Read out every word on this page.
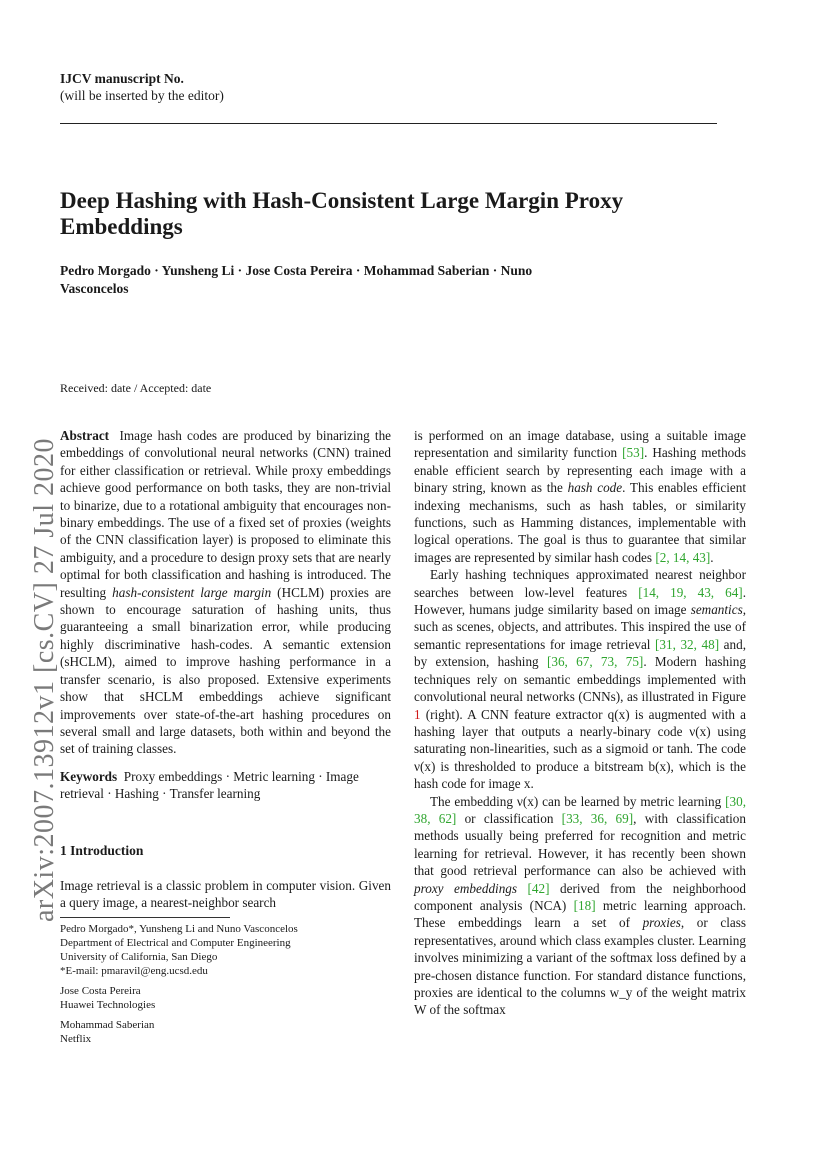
IJCV manuscript No.
(will be inserted by the editor)
Deep Hashing with Hash-Consistent Large Margin Proxy Embeddings
Pedro Morgado · Yunsheng Li · Jose Costa Pereira · Mohammad Saberian · Nuno Vasconcelos
arXiv:2007.13912v1 [cs.CV] 27 Jul 2020
Received: date / Accepted: date

Abstract Image hash codes are produced by binarizing the embeddings of convolutional neural networks (CNN) trained for either classification or retrieval. While proxy embeddings achieve good performance on both tasks, they are non-trivial to binarize, due to a rotational ambiguity that encourages non-binary embeddings. The use of a fixed set of proxies (weights of the CNN classification layer) is proposed to eliminate this ambiguity, and a procedure to design proxy sets that are nearly optimal for both classification and hashing is introduced. The resulting hash-consistent large margin (HCLM) proxies are shown to encourage saturation of hashing units, thus guaranteeing a small binarization error, while producing highly discriminative hash-codes. A semantic extension (sHCLM), aimed to improve hashing performance in a transfer scenario, is also proposed. Extensive experiments show that sHCLM embeddings achieve significant improvements over state-of-the-art hashing procedures on several small and large datasets, both within and beyond the set of training classes.

Keywords Proxy embeddings · Metric learning · Image retrieval · Hashing · Transfer learning

1 Introduction

Image retrieval is a classic problem in computer vision. Given a query image, a nearest-neighbor search

Pedro Morgado*, Yunsheng Li and Nuno Vasconcelos
Department of Electrical and Computer Engineering
University of California, San Diego
*E-mail: pmaravil@eng.ucsd.edu

Jose Costa Pereira
Huawei Technologies

Mohammad Saberian
Netflix

is performed on an image database, using a suitable image representation and similarity function [53]. Hashing methods enable efficient search by representing each image with a binary string, known as the hash code. This enables efficient indexing mechanisms, such as hash tables, or similarity functions, such as Hamming distances, implementable with logical operations. The goal is thus to guarantee that similar images are represented by similar hash codes [2, 14, 43].

Early hashing techniques approximated nearest neighbor searches between low-level features [14, 19, 43, 64]. However, humans judge similarity based on image semantics, such as scenes, objects, and attributes. This inspired the use of semantic representations for image retrieval [31, 32, 48] and, by extension, hashing [36, 67, 73, 75]. Modern hashing techniques rely on semantic embeddings implemented with convolutional neural networks (CNNs), as illustrated in Figure 1 (right). A CNN feature extractor q(x) is augmented with a hashing layer that outputs a nearly-binary code ν(x) using saturating non-linearities, such as a sigmoid or tanh. The code ν(x) is thresholded to produce a bitstream b(x), which is the hash code for image x.

The embedding ν(x) can be learned by metric learning [30, 38, 62] or classification [33, 36, 69], with classification methods usually being preferred for recognition and metric learning for retrieval. However, it has recently been shown that good retrieval performance can also be achieved with proxy embeddings [42] derived from the neighborhood component analysis (NCA) [18] metric learning approach. These embeddings learn a set of proxies, or class representatives, around which class examples cluster. Learning involves minimizing a variant of the softmax loss defined by a pre-chosen distance function. For standard distance functions, proxies are identical to the columns w_y of the weight matrix W of the softmax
======
-- Written exercise --
Exclude the pictures and transcribe all of the entries exactly.

-- Result below --
Read out every word on this page.
IJCV manuscript No.
(will be inserted by the editor)
Deep Hashing with Hash-Consistent Large Margin Proxy Embeddings
Pedro Morgado · Yunsheng Li · Jose Costa Pereira · Mohammad Saberian · Nuno Vasconcelos
arXiv:2007.13912v1 [cs.CV] 27 Jul 2020
Received: date / Accepted: date

Abstract Image hash codes are produced by binarizing the embeddings of convolutional neural networks (CNN) trained for either classification or retrieval. While proxy embeddings achieve good performance on both tasks, they are non-trivial to binarize, due to a rotational ambiguity that encourages non-binary embeddings. The use of a fixed set of proxies (weights of the CNN classification layer) is proposed to eliminate this ambiguity, and a procedure to design proxy sets that are nearly optimal for both classification and hashing is introduced. The resulting hash-consistent large margin (HCLM) proxies are shown to encourage saturation of hashing units, thus guaranteeing a small binarization error, while producing highly discriminative hash-codes. A semantic extension (sHCLM), aimed to improve hashing performance in a transfer scenario, is also proposed. Extensive experiments show that sHCLM embeddings achieve significant improvements over state-of-the-art hashing procedures on several small and large datasets, both within and beyond the set of training classes.

Keywords Proxy embeddings · Metric learning · Image retrieval · Hashing · Transfer learning

1 Introduction

Image retrieval is a classic problem in computer vision. Given a query image, a nearest-neighbor search

Pedro Morgado*, Yunsheng Li and Nuno Vasconcelos
Department of Electrical and Computer Engineering
University of California, San Diego
*E-mail: pmaravil@eng.ucsd.edu

Jose Costa Pereira
Huawei Technologies

Mohammad Saberian
Netflix

is performed on an image database, using a suitable image representation and similarity function [53]. Hashing methods enable efficient search by representing each image with a binary string, known as the hash code. This enables efficient indexing mechanisms, such as hash tables, or similarity functions, such as Hamming distances, implementable with logical operations. The goal is thus to guarantee that similar images are represented by similar hash codes [2, 14, 43].

Early hashing techniques approximated nearest neighbor searches between low-level features [14, 19, 43, 64]. However, humans judge similarity based on image semantics, such as scenes, objects, and attributes. This inspired the use of semantic representations for image retrieval [31, 32, 48] and, by extension, hashing [36, 67, 73, 75]. Modern hashing techniques rely on semantic embeddings implemented with convolutional neural networks (CNNs), as illustrated in Figure 1 (right). A CNN feature extractor q(x) is augmented with a hashing layer that outputs a nearly-binary code ν(x) using saturating non-linearities, such as a sigmoid or tanh. The code ν(x) is thresholded to produce a bitstream b(x), which is the hash code for image x.

The embedding ν(x) can be learned by metric learning [30, 38, 62] or classification [33, 36, 69], with classification methods usually being preferred for recognition and metric learning for retrieval. However, it has recently been shown that good retrieval performance can also be achieved with proxy embeddings [42] derived from the neighborhood component analysis (NCA) [18] metric learning approach. These embeddings learn a set of proxies, or class representatives, around which class examples cluster. Learning involves minimizing a variant of the softmax loss defined by a pre-chosen distance function. For standard distance functions, proxies are identical to the columns w_y of the weight matrix W of the softmax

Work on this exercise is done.